### MATERIAL TO PROCESS
━━━━━━━━━━
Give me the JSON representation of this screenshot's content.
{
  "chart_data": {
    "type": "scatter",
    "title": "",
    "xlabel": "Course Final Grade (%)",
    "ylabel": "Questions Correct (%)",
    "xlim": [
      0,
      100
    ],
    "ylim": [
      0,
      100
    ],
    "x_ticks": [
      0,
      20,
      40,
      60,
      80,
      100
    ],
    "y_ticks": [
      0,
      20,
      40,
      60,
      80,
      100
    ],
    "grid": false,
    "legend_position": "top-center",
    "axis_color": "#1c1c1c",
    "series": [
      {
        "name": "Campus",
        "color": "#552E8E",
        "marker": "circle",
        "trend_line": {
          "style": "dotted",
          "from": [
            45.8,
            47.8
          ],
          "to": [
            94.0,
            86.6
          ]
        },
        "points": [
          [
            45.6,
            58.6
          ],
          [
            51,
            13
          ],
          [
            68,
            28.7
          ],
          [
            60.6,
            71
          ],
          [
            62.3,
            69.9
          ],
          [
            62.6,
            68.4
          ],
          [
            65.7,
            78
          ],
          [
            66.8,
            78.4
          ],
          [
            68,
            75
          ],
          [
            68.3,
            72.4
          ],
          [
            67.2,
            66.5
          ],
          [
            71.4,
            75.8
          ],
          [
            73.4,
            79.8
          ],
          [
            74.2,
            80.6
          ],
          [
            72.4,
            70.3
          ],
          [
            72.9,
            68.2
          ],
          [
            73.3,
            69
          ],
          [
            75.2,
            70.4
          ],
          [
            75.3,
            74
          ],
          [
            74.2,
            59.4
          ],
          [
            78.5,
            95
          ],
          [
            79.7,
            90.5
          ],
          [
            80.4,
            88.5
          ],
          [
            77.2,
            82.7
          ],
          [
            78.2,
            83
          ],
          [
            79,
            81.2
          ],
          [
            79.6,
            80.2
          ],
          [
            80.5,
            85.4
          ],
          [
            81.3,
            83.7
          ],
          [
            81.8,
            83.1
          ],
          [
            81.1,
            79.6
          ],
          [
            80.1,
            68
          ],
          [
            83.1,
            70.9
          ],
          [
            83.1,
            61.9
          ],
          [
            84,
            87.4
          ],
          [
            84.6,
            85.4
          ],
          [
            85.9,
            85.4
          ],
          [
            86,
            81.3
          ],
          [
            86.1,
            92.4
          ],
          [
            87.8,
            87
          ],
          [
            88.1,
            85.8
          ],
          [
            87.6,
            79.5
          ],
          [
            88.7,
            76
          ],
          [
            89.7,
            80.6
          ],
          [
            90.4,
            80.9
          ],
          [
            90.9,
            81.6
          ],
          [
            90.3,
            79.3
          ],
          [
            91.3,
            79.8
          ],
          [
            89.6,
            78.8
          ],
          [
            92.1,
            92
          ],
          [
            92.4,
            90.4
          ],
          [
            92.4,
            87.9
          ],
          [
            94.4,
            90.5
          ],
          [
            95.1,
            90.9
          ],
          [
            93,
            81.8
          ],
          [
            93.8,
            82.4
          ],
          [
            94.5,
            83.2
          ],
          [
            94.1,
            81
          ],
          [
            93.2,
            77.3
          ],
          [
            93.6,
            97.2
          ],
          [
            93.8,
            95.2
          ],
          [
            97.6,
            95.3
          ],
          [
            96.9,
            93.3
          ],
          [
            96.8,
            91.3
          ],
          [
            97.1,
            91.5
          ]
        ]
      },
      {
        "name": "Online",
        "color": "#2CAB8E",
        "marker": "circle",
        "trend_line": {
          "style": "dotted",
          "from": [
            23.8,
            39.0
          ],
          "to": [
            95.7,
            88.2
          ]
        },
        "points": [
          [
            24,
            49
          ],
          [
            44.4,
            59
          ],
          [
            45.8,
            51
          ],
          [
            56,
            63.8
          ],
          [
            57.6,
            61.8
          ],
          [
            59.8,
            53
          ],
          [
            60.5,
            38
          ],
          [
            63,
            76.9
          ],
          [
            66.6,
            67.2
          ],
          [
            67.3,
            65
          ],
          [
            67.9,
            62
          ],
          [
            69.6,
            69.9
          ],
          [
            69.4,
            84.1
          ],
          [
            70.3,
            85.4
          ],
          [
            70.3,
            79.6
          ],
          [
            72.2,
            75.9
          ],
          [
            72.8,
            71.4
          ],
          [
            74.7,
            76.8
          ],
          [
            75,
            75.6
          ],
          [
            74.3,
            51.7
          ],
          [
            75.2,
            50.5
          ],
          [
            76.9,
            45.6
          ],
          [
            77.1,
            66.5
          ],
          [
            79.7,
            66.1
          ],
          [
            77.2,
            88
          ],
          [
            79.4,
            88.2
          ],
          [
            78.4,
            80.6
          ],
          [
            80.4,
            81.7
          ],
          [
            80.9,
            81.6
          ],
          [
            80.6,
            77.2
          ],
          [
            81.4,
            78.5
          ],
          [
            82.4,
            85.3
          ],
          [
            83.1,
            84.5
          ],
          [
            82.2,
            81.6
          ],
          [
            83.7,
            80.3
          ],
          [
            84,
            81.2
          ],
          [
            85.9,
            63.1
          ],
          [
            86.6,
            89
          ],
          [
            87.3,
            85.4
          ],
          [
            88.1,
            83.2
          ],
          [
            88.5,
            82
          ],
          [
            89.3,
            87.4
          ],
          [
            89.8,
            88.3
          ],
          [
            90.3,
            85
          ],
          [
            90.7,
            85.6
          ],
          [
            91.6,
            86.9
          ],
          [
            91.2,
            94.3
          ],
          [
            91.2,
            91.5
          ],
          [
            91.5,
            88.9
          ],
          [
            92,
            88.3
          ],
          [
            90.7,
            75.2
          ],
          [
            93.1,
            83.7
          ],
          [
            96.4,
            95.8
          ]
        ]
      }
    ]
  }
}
━━━━━━━━━━
### PROBLEM TO WORK ON
Nothing should be changed: write out all of the data as is.

### FULL ANSWER
Give me the JSON representation of this screenshot's content.
{
  "chart_data": {
    "type": "scatter",
    "title": "",
    "xlabel": "Course Final Grade (%)",
    "ylabel": "Questions Correct (%)",
    "xlim": [
      0,
      100
    ],
    "ylim": [
      0,
      100
    ],
    "x_ticks": [
      0,
      20,
      40,
      60,
      80,
      100
    ],
    "y_ticks": [
      0,
      20,
      40,
      60,
      80,
      100
    ],
    "grid": false,
    "legend_position": "top-center",
    "axis_color": "#1c1c1c",
    "series": [
      {
        "name": "Campus",
        "color": "#552E8E",
        "marker": "circle",
        "trend_line": {
          "style": "dotted",
          "from": [
            45.8,
            47.8
          ],
          "to": [
            94.0,
            86.6
          ]
        },
        "points": [
          [
            45.6,
            58.6
          ],
          [
            51,
            13
          ],
          [
            68,
            28.7
          ],
          [
            60.6,
            71
          ],
          [
            62.3,
            69.9
          ],
          [
            62.6,
            68.4
          ],
          [
            65.7,
            78
          ],
          [
            66.8,
            78.4
          ],
          [
            68,
            75
          ],
          [
            68.3,
            72.4
          ],
          [
            67.2,
            66.5
          ],
          [
            71.4,
            75.8
          ],
          [
            73.4,
            79.8
          ],
          [
            74.2,
            80.6
          ],
          [
            72.4,
            70.3
          ],
          [
            72.9,
            68.2
          ],
          [
            73.3,
            69
          ],
          [
            75.2,
            70.4
          ],
          [
            75.3,
            74
          ],
          [
            74.2,
            59.4
          ],
          [
            78.5,
            95
          ],
          [
            79.7,
            90.5
          ],
          [
            80.4,
            88.5
          ],
          [
            77.2,
            82.7
          ],
          [
            78.2,
            83
          ],
          [
            79,
            81.2
          ],
          [
            79.6,
            80.2
          ],
          [
            80.5,
            85.4
          ],
          [
            81.3,
            83.7
          ],
          [
            81.8,
            83.1
          ],
          [
            81.1,
            79.6
          ],
          [
            80.1,
            68
          ],
          [
            83.1,
            70.9
          ],
          [
            83.1,
            61.9
          ],
          [
            84,
            87.4
          ],
          [
            84.6,
            85.4
          ],
          [
            85.9,
            85.4
          ],
          [
            86,
            81.3
          ],
          [
            86.1,
            92.4
          ],
          [
            87.8,
            87
          ],
          [
            88.1,
            85.8
          ],
          [
            87.6,
            79.5
          ],
          [
            88.7,
            76
          ],
          [
            89.7,
            80.6
          ],
          [
            90.4,
            80.9
          ],
          [
            90.9,
            81.6
          ],
          [
            90.3,
            79.3
          ],
          [
            91.3,
            79.8
          ],
          [
            89.6,
            78.8
          ],
          [
            92.1,
            92
          ],
          [
            92.4,
            90.4
          ],
          [
            92.4,
            87.9
          ],
          [
            94.4,
            90.5
          ],
          [
            95.1,
            90.9
          ],
          [
            93,
            81.8
          ],
          [
            93.8,
            82.4
          ],
          [
            94.5,
            83.2
          ],
          [
            94.1,
            81
          ],
          [
            93.2,
            77.3
          ],
          [
            93.6,
            97.2
          ],
          [
            93.8,
            95.2
          ],
          [
            97.6,
            95.3
          ],
          [
            96.9,
            93.3
          ],
          [
            96.8,
            91.3
          ],
          [
            97.1,
            91.5
          ]
        ]
      },
      {
        "name": "Online",
        "color": "#2CAB8E",
        "marker": "circle",
        "trend_line": {
          "style": "dotted",
          "from": [
            23.8,
            39.0
          ],
          "to": [
            95.7,
            88.2
          ]
        },
        "points": [
          [
            24,
            49
          ],
          [
            44.4,
            59
          ],
          [
            45.8,
            51
          ],
          [
            56,
            63.8
          ],
          [
            57.6,
            61.8
          ],
          [
            59.8,
            53
          ],
          [
            60.5,
            38
          ],
          [
            63,
            76.9
          ],
          [
            66.6,
            67.2
          ],
          [
            67.3,
            65
          ],
          [
            67.9,
            62
          ],
          [
            69.6,
            69.9
          ],
          [
            69.4,
            84.1
          ],
          [
            70.3,
            85.4
          ],
          [
            70.3,
            79.6
          ],
          [
            72.2,
            75.9
          ],
          [
            72.8,
            71.4
          ],
          [
            74.7,
            76.8
          ],
          [
            75,
            75.6
          ],
          [
            74.3,
            51.7
          ],
          [
            75.2,
            50.5
          ],
          [
            76.9,
            45.6
          ],
          [
            77.1,
            66.5
          ],
          [
            79.7,
            66.1
          ],
          [
            77.2,
            88
          ],
          [
            79.4,
            88.2
          ],
          [
            78.4,
            80.6
          ],
          [
            80.4,
            81.7
          ],
          [
            80.9,
            81.6
          ],
          [
            80.6,
            77.2
          ],
          [
            81.4,
            78.5
          ],
          [
            82.4,
            85.3
          ],
          [
            83.1,
            84.5
          ],
          [
            82.2,
            81.6
          ],
          [
            83.7,
            80.3
          ],
          [
            84,
            81.2
          ],
          [
            85.9,
            63.1
          ],
          [
            86.6,
            89
          ],
          [
            87.3,
            85.4
          ],
          [
            88.1,
            83.2
          ],
          [
            88.5,
            82
          ],
          [
            89.3,
            87.4
          ],
          [
            89.8,
            88.3
          ],
          [
            90.3,
            85
          ],
          [
            90.7,
            85.6
          ],
          [
            91.6,
            86.9
          ],
          [
            91.2,
            94.3
          ],
          [
            91.2,
            91.5
          ],
          [
            91.5,
            88.9
          ],
          [
            92,
            88.3
          ],
          [
            90.7,
            75.2
          ],
          [
            93.1,
            83.7
          ],
          [
            96.4,
            95.8
          ]
        ]
      }
    ]
  }
}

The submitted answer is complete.